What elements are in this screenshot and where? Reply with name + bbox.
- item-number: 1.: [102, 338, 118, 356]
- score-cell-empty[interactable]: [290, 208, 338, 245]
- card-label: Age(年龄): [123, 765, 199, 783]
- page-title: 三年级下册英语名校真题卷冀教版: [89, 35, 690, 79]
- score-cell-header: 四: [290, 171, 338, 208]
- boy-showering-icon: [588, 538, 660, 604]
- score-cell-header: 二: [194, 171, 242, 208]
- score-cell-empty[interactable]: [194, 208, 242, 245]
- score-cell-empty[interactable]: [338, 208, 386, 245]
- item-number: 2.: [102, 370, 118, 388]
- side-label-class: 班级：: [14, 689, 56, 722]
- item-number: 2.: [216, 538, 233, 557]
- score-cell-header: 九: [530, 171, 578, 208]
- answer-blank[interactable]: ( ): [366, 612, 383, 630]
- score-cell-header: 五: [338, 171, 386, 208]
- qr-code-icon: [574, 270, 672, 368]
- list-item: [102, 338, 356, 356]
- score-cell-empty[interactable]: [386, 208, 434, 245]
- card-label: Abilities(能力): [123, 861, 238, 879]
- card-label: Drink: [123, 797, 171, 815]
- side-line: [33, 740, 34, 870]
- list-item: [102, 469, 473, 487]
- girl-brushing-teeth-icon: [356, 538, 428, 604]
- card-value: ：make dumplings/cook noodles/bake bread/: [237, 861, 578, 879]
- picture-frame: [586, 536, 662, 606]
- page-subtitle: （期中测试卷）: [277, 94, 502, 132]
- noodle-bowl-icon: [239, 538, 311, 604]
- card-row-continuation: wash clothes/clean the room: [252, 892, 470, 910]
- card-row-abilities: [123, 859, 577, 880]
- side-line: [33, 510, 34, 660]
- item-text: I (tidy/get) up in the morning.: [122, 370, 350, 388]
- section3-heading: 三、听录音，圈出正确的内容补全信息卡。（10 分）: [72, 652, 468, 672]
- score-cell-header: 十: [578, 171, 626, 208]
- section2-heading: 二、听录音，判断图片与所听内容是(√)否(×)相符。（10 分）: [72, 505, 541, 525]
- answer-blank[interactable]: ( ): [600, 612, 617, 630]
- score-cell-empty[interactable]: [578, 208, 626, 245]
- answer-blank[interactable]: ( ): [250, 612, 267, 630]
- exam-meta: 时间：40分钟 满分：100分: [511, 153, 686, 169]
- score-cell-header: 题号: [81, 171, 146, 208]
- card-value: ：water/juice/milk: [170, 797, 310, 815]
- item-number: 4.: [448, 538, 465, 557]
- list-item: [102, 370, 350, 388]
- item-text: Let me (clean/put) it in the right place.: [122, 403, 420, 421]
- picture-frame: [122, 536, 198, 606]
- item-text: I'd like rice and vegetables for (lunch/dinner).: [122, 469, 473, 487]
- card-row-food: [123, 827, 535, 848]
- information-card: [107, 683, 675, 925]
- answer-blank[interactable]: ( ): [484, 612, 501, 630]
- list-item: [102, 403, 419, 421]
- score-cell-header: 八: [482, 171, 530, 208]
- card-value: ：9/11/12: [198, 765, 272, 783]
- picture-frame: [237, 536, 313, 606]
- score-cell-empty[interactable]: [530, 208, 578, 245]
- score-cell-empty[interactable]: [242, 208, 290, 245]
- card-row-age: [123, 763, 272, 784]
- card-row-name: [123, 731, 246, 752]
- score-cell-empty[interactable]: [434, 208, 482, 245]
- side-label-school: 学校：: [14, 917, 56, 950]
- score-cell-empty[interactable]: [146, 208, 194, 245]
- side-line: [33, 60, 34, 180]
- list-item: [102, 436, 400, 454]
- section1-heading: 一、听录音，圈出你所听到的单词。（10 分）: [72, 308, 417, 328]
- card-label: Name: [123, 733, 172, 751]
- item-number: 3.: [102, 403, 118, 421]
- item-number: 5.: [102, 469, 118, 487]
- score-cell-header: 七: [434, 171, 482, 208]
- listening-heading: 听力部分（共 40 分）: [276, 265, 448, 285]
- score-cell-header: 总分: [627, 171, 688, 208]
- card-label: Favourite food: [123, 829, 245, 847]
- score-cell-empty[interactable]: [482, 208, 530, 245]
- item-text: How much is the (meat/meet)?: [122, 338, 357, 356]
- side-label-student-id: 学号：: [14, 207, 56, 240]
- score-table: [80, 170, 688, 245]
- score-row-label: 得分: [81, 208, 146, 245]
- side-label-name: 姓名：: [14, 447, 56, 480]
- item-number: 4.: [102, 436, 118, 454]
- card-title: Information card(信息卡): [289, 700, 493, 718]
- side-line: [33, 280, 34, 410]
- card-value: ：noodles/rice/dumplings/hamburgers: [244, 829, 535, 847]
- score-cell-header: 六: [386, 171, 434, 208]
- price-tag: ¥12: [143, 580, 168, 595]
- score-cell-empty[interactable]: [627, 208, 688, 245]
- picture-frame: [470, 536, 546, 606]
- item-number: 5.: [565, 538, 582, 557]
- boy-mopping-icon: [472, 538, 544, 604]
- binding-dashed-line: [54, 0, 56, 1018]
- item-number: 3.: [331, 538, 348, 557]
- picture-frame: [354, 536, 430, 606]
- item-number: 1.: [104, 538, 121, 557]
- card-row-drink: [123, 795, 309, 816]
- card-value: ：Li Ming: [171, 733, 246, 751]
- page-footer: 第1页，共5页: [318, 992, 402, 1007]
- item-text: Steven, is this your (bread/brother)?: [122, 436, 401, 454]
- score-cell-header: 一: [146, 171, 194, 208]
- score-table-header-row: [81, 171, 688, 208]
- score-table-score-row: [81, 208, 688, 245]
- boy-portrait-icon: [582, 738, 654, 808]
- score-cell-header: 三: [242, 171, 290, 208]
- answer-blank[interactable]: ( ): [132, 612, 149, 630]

Given task.
Copy each of the lines above with every character unchanged, leaving none out.

Full response.
What elements are in this screenshot and where? Reply with name + bbox.
- item-number: 1.: [102, 338, 118, 356]
- score-cell-empty[interactable]: [290, 208, 338, 245]
- card-label: Age(年龄): [123, 765, 199, 783]
- page-title: 三年级下册英语名校真题卷冀教版: [89, 35, 690, 79]
- score-cell-header: 四: [290, 171, 338, 208]
- boy-showering-icon: [588, 538, 660, 604]
- score-cell-header: 二: [194, 171, 242, 208]
- score-cell-empty[interactable]: [194, 208, 242, 245]
- score-cell-empty[interactable]: [338, 208, 386, 245]
- item-number: 2.: [102, 370, 118, 388]
- side-label-class: 班级：: [14, 689, 56, 722]
- item-number: 2.: [216, 538, 233, 557]
- score-cell-header: 九: [530, 171, 578, 208]
- answer-blank[interactable]: ( ): [366, 612, 383, 630]
- score-cell-header: 五: [338, 171, 386, 208]
- qr-code-icon: [574, 270, 672, 368]
- list-item: [102, 338, 356, 356]
- score-cell-empty[interactable]: [386, 208, 434, 245]
- card-label: Abilities(能力): [123, 861, 238, 879]
- card-label: Drink: [123, 797, 171, 815]
- side-line: [33, 740, 34, 870]
- list-item: [102, 469, 473, 487]
- girl-brushing-teeth-icon: [356, 538, 428, 604]
- card-value: ：make dumplings/cook noodles/bake bread/: [237, 861, 578, 879]
- picture-frame: [586, 536, 662, 606]
- page-subtitle: （期中测试卷）: [277, 94, 502, 132]
- noodle-bowl-icon: [239, 538, 311, 604]
- card-row-continuation: wash clothes/clean the room: [252, 892, 470, 910]
- card-row-abilities: [123, 859, 577, 880]
- side-line: [33, 510, 34, 660]
- item-text: I (tidy/get) up in the morning.: [122, 370, 350, 388]
- section3-heading: 三、听录音，圈出正确的内容补全信息卡。（10 分）: [72, 652, 468, 672]
- score-cell-header: 十: [578, 171, 626, 208]
- section2-heading: 二、听录音，判断图片与所听内容是(√)否(×)相符。（10 分）: [72, 505, 541, 525]
- answer-blank[interactable]: ( ): [600, 612, 617, 630]
- score-cell-empty[interactable]: [578, 208, 626, 245]
- answer-blank[interactable]: ( ): [250, 612, 267, 630]
- exam-meta: 时间：40分钟 满分：100分: [511, 153, 686, 169]
- score-cell-header: 题号: [81, 171, 146, 208]
- card-value: ：water/juice/milk: [170, 797, 310, 815]
- item-number: 4.: [448, 538, 465, 557]
- list-item: [102, 370, 350, 388]
- item-text: Let me (clean/put) it in the right place.: [122, 403, 420, 421]
- picture-frame: [122, 536, 198, 606]
- item-text: I'd like rice and vegetables for (lunch/dinner).: [122, 469, 473, 487]
- card-row-food: [123, 827, 535, 848]
- information-card: [107, 683, 675, 925]
- answer-blank[interactable]: ( ): [484, 612, 501, 630]
- list-item: [102, 403, 419, 421]
- score-cell-header: 八: [482, 171, 530, 208]
- card-value: ：9/11/12: [198, 765, 272, 783]
- picture-frame: [237, 536, 313, 606]
- score-cell-empty[interactable]: [530, 208, 578, 245]
- score-cell-empty[interactable]: [242, 208, 290, 245]
- card-row-age: [123, 763, 272, 784]
- card-row-name: [123, 731, 246, 752]
- score-cell-empty[interactable]: [434, 208, 482, 245]
- side-label-school: 学校：: [14, 917, 56, 950]
- score-cell-empty[interactable]: [146, 208, 194, 245]
- side-line: [33, 60, 34, 180]
- list-item: [102, 436, 400, 454]
- section1-heading: 一、听录音，圈出你所听到的单词。（10 分）: [72, 308, 417, 328]
- card-label: Name: [123, 733, 172, 751]
- item-number: 3.: [102, 403, 118, 421]
- item-number: 5.: [102, 469, 118, 487]
- score-cell-header: 七: [434, 171, 482, 208]
- listening-heading: 听力部分（共 40 分）: [276, 265, 448, 285]
- score-cell-header: 总分: [627, 171, 688, 208]
- card-label: Favourite food: [123, 829, 245, 847]
- score-cell-empty[interactable]: [482, 208, 530, 245]
- item-text: How much is the (meat/meet)?: [122, 338, 357, 356]
- side-label-student-id: 学号：: [14, 207, 56, 240]
- score-table: [80, 170, 688, 245]
- score-row-label: 得分: [81, 208, 146, 245]
- side-label-name: 姓名：: [14, 447, 56, 480]
- item-number: 4.: [102, 436, 118, 454]
- card-title: Information card(信息卡): [289, 700, 493, 718]
- side-line: [33, 280, 34, 410]
- card-value: ：noodles/rice/dumplings/hamburgers: [244, 829, 535, 847]
- score-cell-header: 六: [386, 171, 434, 208]
- price-tag: ¥12: [143, 580, 168, 595]
- score-cell-empty[interactable]: [627, 208, 688, 245]
- picture-frame: [470, 536, 546, 606]
- item-number: 5.: [565, 538, 582, 557]
- boy-mopping-icon: [472, 538, 544, 604]
- binding-dashed-line: [54, 0, 56, 1018]
- item-number: 3.: [331, 538, 348, 557]
- picture-frame: [354, 536, 430, 606]
- item-number: 1.: [104, 538, 121, 557]
- card-row-drink: [123, 795, 309, 816]
- card-value: ：Li Ming: [171, 733, 246, 751]
- page-footer: 第1页，共5页: [318, 992, 402, 1007]
- item-text: Steven, is this your (bread/brother)?: [122, 436, 401, 454]
- score-cell-header: 一: [146, 171, 194, 208]
- score-table-header-row: [81, 171, 688, 208]
- score-table-score-row: [81, 208, 688, 245]
- boy-portrait-icon: [582, 738, 654, 808]
- score-cell-header: 三: [242, 171, 290, 208]
- answer-blank[interactable]: ( ): [132, 612, 149, 630]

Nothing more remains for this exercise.